───── Excerpted records ─────

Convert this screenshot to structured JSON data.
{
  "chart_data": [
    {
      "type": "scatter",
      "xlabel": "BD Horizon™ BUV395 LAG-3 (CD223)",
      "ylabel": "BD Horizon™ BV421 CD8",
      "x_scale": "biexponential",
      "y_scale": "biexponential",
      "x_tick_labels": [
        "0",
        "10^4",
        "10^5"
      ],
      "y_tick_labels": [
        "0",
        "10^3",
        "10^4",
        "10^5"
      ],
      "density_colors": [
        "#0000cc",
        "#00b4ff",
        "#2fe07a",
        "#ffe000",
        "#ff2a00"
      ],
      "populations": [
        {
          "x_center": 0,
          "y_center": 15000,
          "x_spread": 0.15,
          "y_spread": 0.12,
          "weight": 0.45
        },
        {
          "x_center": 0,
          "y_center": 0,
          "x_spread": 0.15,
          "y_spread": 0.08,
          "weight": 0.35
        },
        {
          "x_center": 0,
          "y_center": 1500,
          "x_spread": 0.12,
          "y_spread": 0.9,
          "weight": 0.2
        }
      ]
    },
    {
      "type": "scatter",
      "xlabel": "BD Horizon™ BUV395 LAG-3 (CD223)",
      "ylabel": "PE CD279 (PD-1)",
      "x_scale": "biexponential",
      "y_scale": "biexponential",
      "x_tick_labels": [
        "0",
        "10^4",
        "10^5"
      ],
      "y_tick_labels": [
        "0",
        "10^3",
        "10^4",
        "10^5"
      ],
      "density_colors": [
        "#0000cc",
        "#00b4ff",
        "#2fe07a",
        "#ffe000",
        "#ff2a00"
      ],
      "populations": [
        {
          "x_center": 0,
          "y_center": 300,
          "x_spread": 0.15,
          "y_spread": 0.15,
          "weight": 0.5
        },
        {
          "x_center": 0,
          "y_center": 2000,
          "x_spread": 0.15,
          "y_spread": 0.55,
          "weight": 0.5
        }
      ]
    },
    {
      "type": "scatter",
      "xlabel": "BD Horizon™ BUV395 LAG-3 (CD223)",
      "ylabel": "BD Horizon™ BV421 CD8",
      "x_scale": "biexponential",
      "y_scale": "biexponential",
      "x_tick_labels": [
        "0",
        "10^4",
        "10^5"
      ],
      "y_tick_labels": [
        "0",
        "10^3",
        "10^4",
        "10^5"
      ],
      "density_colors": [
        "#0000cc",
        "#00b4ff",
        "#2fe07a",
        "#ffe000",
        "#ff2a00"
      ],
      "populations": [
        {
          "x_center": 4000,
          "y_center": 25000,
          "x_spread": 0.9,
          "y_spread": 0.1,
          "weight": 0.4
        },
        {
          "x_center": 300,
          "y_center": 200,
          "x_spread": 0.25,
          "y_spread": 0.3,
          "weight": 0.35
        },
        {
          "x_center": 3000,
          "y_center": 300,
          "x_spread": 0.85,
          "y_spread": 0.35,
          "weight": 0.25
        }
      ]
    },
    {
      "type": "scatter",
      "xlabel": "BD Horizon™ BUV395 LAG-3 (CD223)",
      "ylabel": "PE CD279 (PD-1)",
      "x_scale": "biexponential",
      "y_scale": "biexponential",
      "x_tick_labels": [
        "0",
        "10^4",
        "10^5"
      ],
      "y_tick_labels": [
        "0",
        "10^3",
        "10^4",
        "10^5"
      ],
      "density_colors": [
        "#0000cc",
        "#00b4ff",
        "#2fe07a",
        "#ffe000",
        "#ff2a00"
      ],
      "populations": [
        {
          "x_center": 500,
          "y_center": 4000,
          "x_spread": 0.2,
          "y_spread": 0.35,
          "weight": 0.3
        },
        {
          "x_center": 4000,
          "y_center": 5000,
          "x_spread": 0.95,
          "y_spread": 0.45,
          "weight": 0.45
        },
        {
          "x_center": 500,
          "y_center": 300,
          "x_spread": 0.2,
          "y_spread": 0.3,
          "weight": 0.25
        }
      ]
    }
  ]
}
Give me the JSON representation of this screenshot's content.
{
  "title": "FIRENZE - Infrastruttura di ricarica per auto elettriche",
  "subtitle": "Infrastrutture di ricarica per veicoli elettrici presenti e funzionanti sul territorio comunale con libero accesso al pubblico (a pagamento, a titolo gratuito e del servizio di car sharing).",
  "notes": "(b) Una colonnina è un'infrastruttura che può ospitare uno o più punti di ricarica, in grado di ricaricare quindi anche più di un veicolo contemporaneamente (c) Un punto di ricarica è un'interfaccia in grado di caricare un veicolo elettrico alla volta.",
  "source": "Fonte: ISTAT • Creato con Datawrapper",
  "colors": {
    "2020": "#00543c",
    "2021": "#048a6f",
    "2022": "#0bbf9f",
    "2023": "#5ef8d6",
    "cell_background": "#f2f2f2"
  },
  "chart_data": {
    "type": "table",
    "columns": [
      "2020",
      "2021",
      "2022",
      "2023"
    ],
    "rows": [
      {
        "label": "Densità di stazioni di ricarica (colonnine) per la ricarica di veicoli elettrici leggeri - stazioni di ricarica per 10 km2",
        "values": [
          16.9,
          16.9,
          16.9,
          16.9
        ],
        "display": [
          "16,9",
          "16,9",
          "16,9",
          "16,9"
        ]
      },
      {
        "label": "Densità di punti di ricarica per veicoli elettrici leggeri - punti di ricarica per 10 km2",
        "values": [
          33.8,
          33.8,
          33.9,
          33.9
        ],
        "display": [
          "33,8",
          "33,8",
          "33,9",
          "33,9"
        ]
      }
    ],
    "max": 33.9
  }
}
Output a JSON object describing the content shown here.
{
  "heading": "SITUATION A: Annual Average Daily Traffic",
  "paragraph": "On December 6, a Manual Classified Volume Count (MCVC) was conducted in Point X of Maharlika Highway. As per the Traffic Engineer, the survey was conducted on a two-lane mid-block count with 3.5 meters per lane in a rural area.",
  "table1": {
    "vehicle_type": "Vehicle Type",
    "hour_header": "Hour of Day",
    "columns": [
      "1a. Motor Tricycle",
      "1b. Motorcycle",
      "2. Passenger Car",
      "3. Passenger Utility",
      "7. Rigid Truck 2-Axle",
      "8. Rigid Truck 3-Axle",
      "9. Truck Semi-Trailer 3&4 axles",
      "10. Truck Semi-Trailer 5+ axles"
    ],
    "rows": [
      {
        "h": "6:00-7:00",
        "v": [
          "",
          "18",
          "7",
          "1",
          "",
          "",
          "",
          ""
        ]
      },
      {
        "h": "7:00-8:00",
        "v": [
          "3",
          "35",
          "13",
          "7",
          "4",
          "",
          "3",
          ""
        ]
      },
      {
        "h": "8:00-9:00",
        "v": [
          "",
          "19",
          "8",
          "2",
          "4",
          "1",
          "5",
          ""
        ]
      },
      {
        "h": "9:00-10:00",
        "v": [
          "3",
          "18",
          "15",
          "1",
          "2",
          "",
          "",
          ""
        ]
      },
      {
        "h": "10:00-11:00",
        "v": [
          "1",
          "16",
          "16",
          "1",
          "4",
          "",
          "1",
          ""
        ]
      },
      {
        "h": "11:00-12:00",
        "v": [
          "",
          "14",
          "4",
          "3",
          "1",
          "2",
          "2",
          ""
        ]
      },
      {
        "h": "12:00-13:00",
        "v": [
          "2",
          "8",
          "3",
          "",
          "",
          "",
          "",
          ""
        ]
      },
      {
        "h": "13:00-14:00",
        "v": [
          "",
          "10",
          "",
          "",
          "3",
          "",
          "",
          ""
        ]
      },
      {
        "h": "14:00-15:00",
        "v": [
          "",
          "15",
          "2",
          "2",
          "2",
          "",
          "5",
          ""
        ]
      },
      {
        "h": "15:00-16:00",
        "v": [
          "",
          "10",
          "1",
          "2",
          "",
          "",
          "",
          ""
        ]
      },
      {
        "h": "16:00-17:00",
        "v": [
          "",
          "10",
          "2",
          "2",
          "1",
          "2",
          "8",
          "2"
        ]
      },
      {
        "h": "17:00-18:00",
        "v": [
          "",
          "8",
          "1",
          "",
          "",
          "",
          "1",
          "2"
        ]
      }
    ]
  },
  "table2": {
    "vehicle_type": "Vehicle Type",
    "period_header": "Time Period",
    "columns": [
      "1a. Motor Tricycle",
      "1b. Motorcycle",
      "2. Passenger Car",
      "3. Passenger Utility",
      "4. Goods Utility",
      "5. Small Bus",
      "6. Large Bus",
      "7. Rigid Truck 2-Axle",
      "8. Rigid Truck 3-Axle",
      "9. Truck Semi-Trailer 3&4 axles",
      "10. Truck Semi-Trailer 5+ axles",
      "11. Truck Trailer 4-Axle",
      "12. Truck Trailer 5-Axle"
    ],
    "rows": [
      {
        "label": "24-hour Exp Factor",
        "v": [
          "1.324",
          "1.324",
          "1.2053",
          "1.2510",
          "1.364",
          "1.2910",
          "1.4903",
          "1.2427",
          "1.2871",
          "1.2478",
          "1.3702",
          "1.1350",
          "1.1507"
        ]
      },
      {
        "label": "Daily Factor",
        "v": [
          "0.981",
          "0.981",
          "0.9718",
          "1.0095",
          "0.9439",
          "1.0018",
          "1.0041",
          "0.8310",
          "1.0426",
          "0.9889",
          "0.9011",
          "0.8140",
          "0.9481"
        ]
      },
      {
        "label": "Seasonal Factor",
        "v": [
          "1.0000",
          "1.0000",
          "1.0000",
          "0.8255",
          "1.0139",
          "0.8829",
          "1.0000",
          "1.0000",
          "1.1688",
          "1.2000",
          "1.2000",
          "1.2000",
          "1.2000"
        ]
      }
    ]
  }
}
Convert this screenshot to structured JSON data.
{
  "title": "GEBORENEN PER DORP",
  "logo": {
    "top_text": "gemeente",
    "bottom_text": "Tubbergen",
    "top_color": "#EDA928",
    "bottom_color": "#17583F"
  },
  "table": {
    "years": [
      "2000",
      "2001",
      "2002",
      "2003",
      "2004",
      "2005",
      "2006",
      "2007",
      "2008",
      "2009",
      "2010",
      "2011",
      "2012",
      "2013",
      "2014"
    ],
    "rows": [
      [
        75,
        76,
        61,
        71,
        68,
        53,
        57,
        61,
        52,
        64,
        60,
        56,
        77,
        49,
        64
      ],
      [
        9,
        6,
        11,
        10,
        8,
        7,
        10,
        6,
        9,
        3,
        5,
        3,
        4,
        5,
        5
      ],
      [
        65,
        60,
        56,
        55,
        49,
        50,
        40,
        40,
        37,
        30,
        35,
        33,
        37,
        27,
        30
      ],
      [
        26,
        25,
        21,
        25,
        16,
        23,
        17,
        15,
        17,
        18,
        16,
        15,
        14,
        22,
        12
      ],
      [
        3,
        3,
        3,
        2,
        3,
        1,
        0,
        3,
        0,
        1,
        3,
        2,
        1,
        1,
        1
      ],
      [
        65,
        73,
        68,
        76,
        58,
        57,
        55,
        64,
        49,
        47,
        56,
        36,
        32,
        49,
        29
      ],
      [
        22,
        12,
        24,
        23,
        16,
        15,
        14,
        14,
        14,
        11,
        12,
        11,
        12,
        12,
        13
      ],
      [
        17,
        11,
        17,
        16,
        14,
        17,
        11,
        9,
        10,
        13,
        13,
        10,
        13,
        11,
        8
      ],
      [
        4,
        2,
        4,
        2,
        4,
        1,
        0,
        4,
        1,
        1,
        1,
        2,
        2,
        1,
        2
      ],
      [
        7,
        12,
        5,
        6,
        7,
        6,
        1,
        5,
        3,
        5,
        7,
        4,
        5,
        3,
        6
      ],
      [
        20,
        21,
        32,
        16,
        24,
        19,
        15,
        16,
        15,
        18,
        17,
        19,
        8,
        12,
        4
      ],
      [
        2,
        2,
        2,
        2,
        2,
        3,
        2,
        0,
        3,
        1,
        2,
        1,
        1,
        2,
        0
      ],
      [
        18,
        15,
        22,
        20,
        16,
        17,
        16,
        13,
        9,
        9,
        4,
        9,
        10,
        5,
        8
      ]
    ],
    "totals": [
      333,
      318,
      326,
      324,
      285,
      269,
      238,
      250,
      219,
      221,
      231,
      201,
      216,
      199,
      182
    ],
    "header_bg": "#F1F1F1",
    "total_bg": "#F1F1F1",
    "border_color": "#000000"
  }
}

─────

* Problem description
Using the records given above, list every line that includes the word "content".

* Result
Give me the JSON representation of this screenshot's content.
Output a JSON object describing the content shown here.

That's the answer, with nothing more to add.